BRIEF — Extract every line below, verbatim.

Data extracted from a collection:
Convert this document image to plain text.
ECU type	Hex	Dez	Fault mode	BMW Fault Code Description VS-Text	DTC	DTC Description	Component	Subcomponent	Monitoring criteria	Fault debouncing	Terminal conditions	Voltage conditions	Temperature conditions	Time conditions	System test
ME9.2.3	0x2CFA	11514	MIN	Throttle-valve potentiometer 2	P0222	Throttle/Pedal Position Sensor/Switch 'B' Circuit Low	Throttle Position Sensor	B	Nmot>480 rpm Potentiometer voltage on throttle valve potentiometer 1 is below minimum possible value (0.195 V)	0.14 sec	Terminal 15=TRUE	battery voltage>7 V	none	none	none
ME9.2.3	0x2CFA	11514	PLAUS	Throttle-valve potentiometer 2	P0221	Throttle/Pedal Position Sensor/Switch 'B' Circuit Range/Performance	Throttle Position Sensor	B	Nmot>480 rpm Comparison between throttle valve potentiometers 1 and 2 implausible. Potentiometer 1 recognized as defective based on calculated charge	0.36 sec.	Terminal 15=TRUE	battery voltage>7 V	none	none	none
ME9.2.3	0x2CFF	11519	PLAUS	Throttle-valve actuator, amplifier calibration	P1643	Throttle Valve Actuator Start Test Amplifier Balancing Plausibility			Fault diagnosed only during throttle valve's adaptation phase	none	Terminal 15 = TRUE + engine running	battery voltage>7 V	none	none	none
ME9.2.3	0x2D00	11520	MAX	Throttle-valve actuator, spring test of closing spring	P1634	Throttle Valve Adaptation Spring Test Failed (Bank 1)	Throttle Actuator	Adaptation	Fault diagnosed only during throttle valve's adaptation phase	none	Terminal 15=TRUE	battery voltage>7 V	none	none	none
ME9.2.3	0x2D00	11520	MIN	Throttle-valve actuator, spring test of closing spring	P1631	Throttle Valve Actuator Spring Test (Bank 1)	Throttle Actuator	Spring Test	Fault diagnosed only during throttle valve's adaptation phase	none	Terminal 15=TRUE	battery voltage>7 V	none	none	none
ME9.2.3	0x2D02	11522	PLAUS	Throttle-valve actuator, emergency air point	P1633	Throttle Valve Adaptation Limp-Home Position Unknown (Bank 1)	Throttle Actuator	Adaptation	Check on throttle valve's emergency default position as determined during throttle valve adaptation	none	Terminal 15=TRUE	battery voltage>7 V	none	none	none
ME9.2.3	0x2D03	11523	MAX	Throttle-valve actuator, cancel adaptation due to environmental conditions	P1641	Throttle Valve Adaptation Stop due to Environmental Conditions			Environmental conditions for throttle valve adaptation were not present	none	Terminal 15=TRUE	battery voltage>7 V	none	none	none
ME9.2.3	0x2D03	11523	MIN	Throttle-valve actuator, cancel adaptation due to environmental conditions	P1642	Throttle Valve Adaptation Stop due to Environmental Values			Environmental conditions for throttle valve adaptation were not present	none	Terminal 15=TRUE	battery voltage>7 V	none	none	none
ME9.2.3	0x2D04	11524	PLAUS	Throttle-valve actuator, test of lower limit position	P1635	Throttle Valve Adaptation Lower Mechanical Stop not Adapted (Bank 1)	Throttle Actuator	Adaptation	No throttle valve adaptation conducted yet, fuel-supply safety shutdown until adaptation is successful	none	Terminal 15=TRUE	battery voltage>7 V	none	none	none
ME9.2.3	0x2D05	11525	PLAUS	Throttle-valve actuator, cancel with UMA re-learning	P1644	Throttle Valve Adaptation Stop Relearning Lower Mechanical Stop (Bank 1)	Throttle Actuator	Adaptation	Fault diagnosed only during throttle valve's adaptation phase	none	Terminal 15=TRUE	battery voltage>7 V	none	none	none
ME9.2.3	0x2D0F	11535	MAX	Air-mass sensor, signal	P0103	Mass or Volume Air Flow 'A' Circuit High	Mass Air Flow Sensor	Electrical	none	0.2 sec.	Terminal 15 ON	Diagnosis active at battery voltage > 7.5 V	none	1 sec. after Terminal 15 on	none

ANSWER TO THE TASK —
Convert this document image to plain text.
ECU type	Hex	Dez	Fault mode	BMW Fault Code Description VS-Text	DTC	DTC Description	Component	Subcomponent	Monitoring criteria	Fault debouncing	Terminal conditions	Voltage conditions	Temperature conditions	Time conditions	System test
ME9.2.3	0x2CFA	11514	MIN	Throttle-valve potentiometer 2	P0222	Throttle/Pedal Position Sensor/Switch 'B' Circuit Low	Throttle Position Sensor	B	Nmot>480 rpm Potentiometer voltage on throttle valve potentiometer 1 is below minimum possible value (0.195 V)	0.14 sec	Terminal 15=TRUE	battery voltage>7 V	none	none	none
ME9.2.3	0x2CFA	11514	PLAUS	Throttle-valve potentiometer 2	P0221	Throttle/Pedal Position Sensor/Switch 'B' Circuit Range/Performance	Throttle Position Sensor	B	Nmot>480 rpm Comparison between throttle valve potentiometers 1 and 2 implausible. Potentiometer 1 recognized as defective based on calculated charge	0.36 sec.	Terminal 15=TRUE	battery voltage>7 V	none	none	none
ME9.2.3	0x2CFF	11519	PLAUS	Throttle-valve actuator, amplifier calibration	P1643	Throttle Valve Actuator Start Test Amplifier Balancing Plausibility			Fault diagnosed only during throttle valve's adaptation phase	none	Terminal 15 = TRUE + engine running	battery voltage>7 V	none	none	none
ME9.2.3	0x2D00	11520	MAX	Throttle-valve actuator, spring test of closing spring	P1634	Throttle Valve Adaptation Spring Test Failed (Bank 1)	Throttle Actuator	Adaptation	Fault diagnosed only during throttle valve's adaptation phase	none	Terminal 15=TRUE	battery voltage>7 V	none	none	none
ME9.2.3	0x2D00	11520	MIN	Throttle-valve actuator, spring test of closing spring	P1631	Throttle Valve Actuator Spring Test (Bank 1)	Throttle Actuator	Spring Test	Fault diagnosed only during throttle valve's adaptation phase	none	Terminal 15=TRUE	battery voltage>7 V	none	none	none
ME9.2.3	0x2D02	11522	PLAUS	Throttle-valve actuator, emergency air point	P1633	Throttle Valve Adaptation Limp-Home Position Unknown (Bank 1)	Throttle Actuator	Adaptation	Check on throttle valve's emergency default position as determined during throttle valve adaptation	none	Terminal 15=TRUE	battery voltage>7 V	none	none	none
ME9.2.3	0x2D03	11523	MAX	Throttle-valve actuator, cancel adaptation due to environmental conditions	P1641	Throttle Valve Adaptation Stop due to Environmental Conditions			Environmental conditions for throttle valve adaptation were not present	none	Terminal 15=TRUE	battery voltage>7 V	none	none	none
ME9.2.3	0x2D03	11523	MIN	Throttle-valve actuator, cancel adaptation due to environmental conditions	P1642	Throttle Valve Adaptation Stop due to Environmental Values			Environmental conditions for throttle valve adaptation were not present	none	Terminal 15=TRUE	battery voltage>7 V	none	none	none
ME9.2.3	0x2D04	11524	PLAUS	Throttle-valve actuator, test of lower limit position	P1635	Throttle Valve Adaptation Lower Mechanical Stop not Adapted (Bank 1)	Throttle Actuator	Adaptation	No throttle valve adaptation conducted yet, fuel-supply safety shutdown until adaptation is successful	none	Terminal 15=TRUE	battery voltage>7 V	none	none	none
ME9.2.3	0x2D05	11525	PLAUS	Throttle-valve actuator, cancel with UMA re-learning	P1644	Throttle Valve Adaptation Stop Relearning Lower Mechanical Stop (Bank 1)	Throttle Actuator	Adaptation	Fault diagnosed only during throttle valve's adaptation phase	none	Terminal 15=TRUE	battery voltage>7 V	none	none	none
ME9.2.3	0x2D0F	11535	MAX	Air-mass sensor, signal	P0103	Mass or Volume Air Flow 'A' Circuit High	Mass Air Flow Sensor	Electrical	none	0.2 sec.	Terminal 15 ON	Diagnosis active at battery voltage > 7.5 V	none	1 sec. after Terminal 15 on	none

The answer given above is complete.